GE: Am meisten inspirieren mich musikalisch die verschiedenen spirituellen Traditionen, mit denen ich in Kontakt gekommen bin – sei es als Gläubiger oder als Beobachter. Es handelt sich dabei um Musik der Schwarzen Diaspora, die mit Blick auf ihren Zweck oder ihre Funktion faktisch mehr ist als Musik; zum Beispiel die Hymnen aus den Gesangsbüchern in den Baptistenkirchen, wo ich musizierend aufwuchs, oder die Klagelieder, die puerto-ricanische Brassbands bei Beerdigungen spielen, und die sehr ähnlich klingen wie die in New Orleans. Ich fühle mich aber ebenso von den Straßenpoet*innen inspiriert, von Gruppen wie The Last Poets und Typen wie Pedro Pietri, die mich bewegen und die mich dazu gebracht haben, mich mit Worten eingehend zu beschäftigen und darüber nachzudenken, was es generell bedeutet, überhaupt zu sprechen.
SM: Wie beeinflussen New York City und Puerto Rico Ihre Musik?
GE: Ich repräsentiere diese beiden Orte in dieser spezifischen, komplizierten historischen Phase. Es ist mir bewusst, dass ich zu einem Repräsentanten einer komplexen Verbindung zwischen dem Kolonialherrn und der Kolonie werde und meine größte Hoffnung ist, dass ich ganz einfach ein ehrlicher Bote dessen bin, was ich im Moment für die Zukunft vorhersehe.

——————————

● **Aufgabe 1**
Schreib den Interviewausschnitt neu, beginnend bei "GE: Ich repräsentiere" und endend bei "die Zukunft vorhersehe.". Setz dabei "aufrichtiger Bote" an die Stelle von "ehrlicher Bote".
● **Aufgabe 2**
Stimmen diese Aussagen mit dem Interviewausschnitt überein? Antworte jeweils mit Ja oder Nein und zitiere die entscheidenden Worte.
(a) GE ist in Baptistenkirchen musizierend aufgewachsen.
(b) Laut GE klingen die Klagelieder puerto-ricanischer Brassbands ganz anders als die in New Orleans.
(c) GE nennt Pedro Pietri als Beispiel für Straßenpoet*innen.
● **Aufgabe 3**
Beantworte anhand des Interviewausschnitts:
(a) Bei welchem Anlass spielen puerto-ricanische Brassbands Klagelieder?
(b) Nach dem Einfluss welcher zwei Orte auf die Musik fragt SM?
(c) Was ist die größte Hoffnung von GE?
Die Datensätze haben mit dem Interviewausschnitt nichts zu tun.

——————————

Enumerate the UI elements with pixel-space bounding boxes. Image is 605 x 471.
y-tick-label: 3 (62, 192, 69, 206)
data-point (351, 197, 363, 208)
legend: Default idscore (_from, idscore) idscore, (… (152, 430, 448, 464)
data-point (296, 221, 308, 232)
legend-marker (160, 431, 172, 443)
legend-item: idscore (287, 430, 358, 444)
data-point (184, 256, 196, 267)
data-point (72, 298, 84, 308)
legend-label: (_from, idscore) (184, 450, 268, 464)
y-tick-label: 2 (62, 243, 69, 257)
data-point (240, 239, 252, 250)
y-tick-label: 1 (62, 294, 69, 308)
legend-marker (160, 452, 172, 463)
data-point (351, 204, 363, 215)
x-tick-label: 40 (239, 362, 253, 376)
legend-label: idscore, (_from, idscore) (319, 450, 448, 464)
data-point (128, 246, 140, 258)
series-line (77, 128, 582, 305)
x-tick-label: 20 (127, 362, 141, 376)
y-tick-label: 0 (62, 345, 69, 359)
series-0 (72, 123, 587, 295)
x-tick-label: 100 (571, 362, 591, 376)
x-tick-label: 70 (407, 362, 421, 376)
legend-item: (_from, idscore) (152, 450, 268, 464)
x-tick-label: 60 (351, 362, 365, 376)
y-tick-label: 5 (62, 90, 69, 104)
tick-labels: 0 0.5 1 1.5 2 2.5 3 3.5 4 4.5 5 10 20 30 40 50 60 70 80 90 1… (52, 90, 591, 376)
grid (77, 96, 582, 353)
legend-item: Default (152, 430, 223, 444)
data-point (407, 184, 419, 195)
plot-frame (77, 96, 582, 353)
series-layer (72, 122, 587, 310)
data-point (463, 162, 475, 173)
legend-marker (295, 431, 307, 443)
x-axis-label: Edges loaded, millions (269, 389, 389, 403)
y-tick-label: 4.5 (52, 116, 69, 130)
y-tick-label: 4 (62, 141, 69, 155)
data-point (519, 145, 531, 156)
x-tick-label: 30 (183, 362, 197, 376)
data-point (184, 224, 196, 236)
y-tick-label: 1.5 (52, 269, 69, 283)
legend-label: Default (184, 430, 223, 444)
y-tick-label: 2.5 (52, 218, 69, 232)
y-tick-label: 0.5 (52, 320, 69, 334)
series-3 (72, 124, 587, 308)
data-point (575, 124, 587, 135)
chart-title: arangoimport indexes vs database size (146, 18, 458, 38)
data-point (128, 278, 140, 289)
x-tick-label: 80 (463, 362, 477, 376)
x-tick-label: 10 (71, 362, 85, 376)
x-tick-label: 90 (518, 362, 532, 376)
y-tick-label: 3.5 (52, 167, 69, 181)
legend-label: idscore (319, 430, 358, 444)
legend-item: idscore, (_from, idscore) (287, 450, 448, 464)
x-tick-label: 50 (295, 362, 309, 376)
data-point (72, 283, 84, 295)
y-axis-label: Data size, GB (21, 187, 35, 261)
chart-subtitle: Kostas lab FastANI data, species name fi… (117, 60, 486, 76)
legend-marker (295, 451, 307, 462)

——————————

● **Ergebnis 1**
GE: Ich repräsentiere diese beiden Orte in dieser spezifischen, komplizierten historischen Phase. Es ist mir bewusst, dass ich zu einem Repräsentanten einer komplexen Verbindung zwischen dem Kolonialherrn und der Kolonie werde und meine größte Hoffnung ist, dass ich ganz einfach ein aufrichtiger Bote dessen bin, was ich im Moment für die Zukunft vorhersehe.

● **Ergebnis 2**
(a) Ja: "die Hymnen aus den Gesangsbüchern in den Baptistenkirchen, wo ich musizierend aufwuchs"
(b) Nein: "die sehr ähnlich klingen wie die in New Orleans"
(c) Ja: "von den Straßenpoet*innen inspiriert, von Gruppen wie The Last Poets und Typen wie Pedro Pietri"

● **Ergebnis 3**
(a) Bei Beerdigungen.
(b) New York City und Puerto Rico.
(c) Ganz einfach ein ehrlicher Bote dessen zu sein, was GE im Moment für die Zukunft vorhersieht.